┌─ RECORDS PROVIDED

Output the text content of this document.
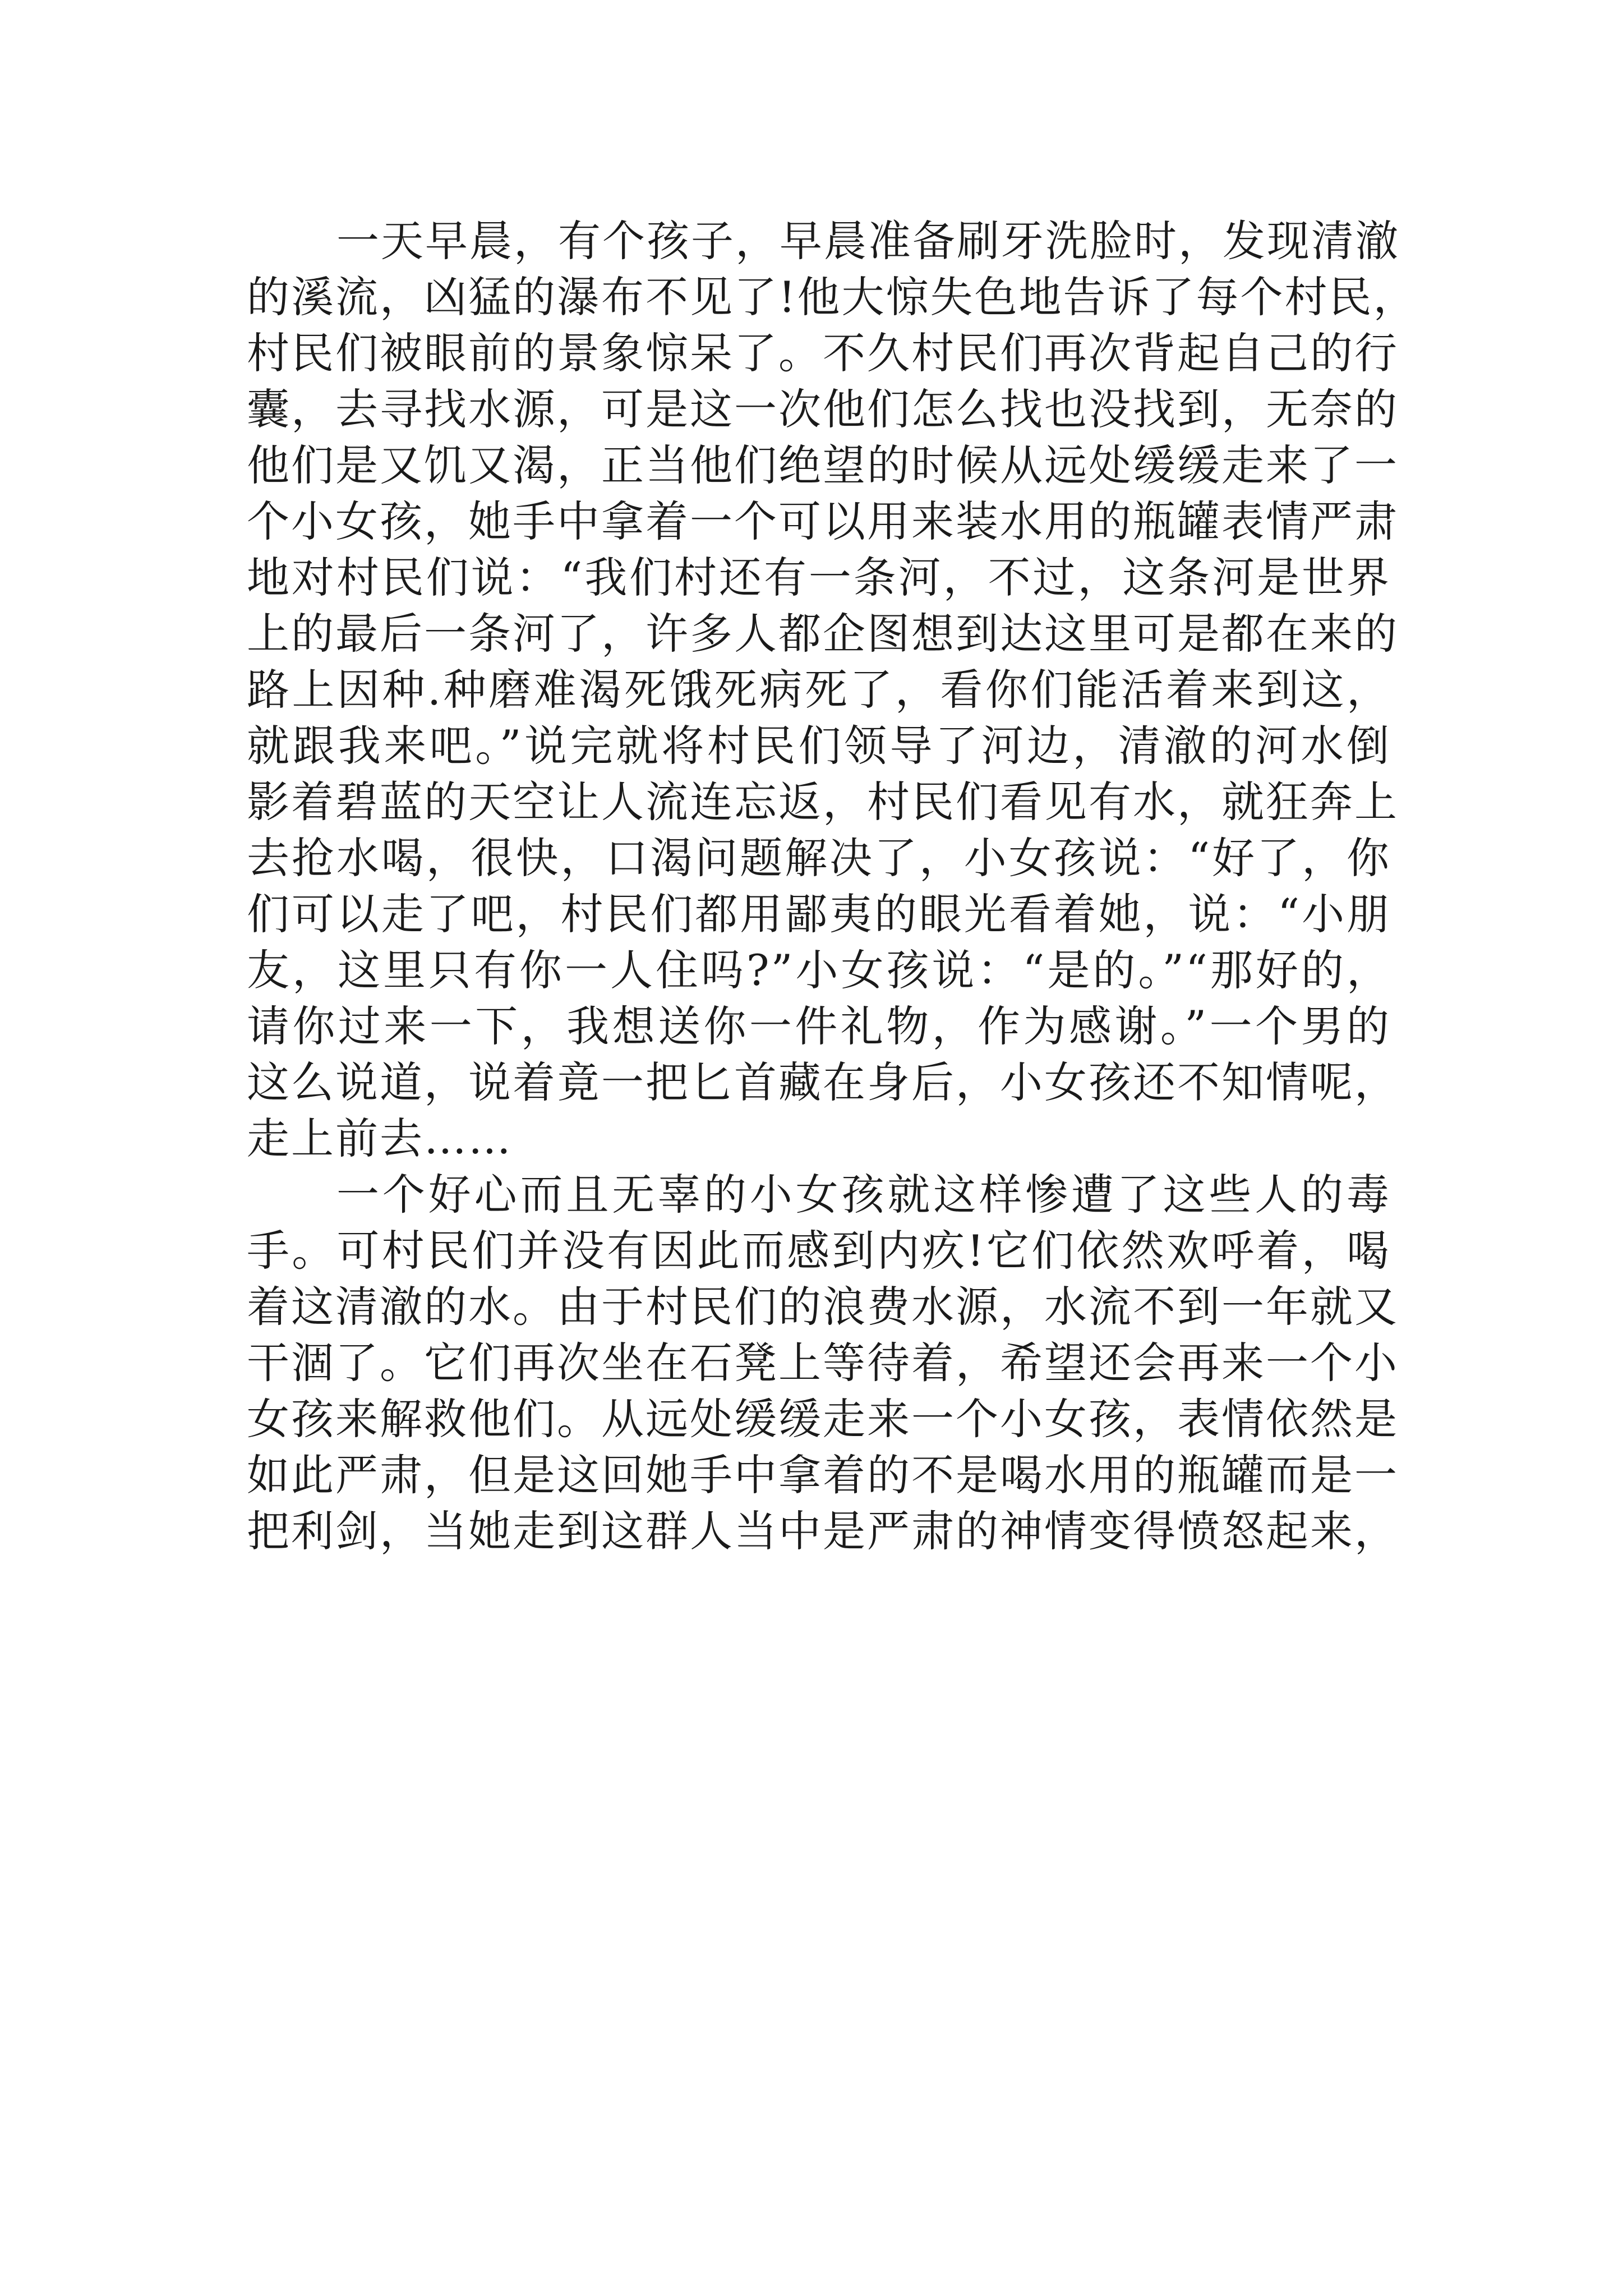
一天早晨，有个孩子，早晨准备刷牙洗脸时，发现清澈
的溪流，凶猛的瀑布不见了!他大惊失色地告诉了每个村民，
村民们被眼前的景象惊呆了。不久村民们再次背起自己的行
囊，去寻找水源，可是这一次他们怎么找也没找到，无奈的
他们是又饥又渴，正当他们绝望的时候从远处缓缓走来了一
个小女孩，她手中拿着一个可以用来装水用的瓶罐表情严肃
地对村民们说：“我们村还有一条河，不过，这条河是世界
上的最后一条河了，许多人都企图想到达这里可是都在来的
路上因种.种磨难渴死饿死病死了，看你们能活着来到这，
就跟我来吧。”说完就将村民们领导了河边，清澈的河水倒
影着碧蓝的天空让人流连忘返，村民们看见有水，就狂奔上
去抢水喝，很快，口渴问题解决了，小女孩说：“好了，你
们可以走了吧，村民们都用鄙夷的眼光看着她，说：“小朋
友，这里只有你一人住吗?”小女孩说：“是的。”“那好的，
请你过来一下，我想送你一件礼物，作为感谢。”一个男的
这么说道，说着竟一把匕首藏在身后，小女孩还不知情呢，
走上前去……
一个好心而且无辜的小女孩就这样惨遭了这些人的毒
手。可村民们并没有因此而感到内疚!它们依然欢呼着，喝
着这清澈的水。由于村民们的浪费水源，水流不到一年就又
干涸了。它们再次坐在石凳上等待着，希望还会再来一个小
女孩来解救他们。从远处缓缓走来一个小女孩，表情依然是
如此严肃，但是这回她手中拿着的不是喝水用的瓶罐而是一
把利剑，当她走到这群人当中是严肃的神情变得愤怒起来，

└─
┌─ RECORDS PROVIDED

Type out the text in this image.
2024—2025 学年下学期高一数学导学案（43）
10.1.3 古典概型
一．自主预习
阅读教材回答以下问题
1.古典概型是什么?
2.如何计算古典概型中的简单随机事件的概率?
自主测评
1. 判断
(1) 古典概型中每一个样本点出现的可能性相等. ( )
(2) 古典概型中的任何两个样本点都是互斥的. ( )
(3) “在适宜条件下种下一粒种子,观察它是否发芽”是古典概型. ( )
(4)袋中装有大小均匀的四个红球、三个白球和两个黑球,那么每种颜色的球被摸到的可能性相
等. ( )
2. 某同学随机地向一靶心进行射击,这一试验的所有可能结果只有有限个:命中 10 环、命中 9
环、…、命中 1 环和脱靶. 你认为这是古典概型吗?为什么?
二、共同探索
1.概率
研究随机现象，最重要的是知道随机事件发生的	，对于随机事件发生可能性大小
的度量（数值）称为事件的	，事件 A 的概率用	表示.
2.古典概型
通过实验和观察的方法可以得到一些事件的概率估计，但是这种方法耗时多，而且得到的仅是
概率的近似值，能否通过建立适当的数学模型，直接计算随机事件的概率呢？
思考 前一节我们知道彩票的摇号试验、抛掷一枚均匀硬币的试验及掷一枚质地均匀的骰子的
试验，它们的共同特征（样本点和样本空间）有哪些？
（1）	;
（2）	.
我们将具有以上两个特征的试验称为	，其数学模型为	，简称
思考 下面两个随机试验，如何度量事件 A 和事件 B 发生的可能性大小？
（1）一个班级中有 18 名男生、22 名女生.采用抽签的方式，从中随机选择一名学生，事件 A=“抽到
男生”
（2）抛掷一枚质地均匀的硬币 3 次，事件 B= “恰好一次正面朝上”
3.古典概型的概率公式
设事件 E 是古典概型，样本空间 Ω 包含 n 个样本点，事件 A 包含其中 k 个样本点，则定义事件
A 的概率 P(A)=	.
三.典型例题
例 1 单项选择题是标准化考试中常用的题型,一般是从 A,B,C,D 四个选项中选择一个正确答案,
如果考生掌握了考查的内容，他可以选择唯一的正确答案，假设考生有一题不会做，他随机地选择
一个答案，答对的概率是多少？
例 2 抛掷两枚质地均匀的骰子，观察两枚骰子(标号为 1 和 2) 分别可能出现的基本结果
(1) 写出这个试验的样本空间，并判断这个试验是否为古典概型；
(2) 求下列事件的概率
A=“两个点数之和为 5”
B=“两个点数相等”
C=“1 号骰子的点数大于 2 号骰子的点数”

└─

*WRITTEN REQUEST*
Search the data for the word "this" and copy each line where it appears.

*ANSWER*
Output the text content of this document.
Type out the text in this image.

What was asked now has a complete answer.